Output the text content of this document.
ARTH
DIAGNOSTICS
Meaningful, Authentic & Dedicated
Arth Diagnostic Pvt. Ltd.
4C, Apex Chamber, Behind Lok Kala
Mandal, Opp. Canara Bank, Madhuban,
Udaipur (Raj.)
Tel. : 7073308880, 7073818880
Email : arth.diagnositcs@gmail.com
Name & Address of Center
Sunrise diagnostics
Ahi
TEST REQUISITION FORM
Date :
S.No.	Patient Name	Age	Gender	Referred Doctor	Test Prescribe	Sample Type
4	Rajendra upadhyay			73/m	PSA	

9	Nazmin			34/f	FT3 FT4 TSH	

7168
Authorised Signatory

☆ ☆ ☆

--- Problem requirements ---
Quote every line of the data, word for word.

--- Result below ---
Output the text content of this document.
ARTH
DIAGNOSTICS
Meaningful, Authentic & Dedicated
Arth Diagnostic Pvt. Ltd.
4C, Apex Chamber, Behind Lok Kala
Mandal, Opp. Canara Bank, Madhuban,
Udaipur (Raj.)
Tel. : 7073308880, 7073818880
Email : arth.diagnositcs@gmail.com
Name & Address of Center
Sunrise diagnostics
Ahi
TEST REQUISITION FORM
Date :
S.No.	Patient Name	Age	Gender	Referred Doctor	Test Prescribe	Sample Type
4	Rajendra upadhyay			73/m	PSA	

9	Nazmin			34/f	FT3 FT4 TSH	

7168
Authorised Signatory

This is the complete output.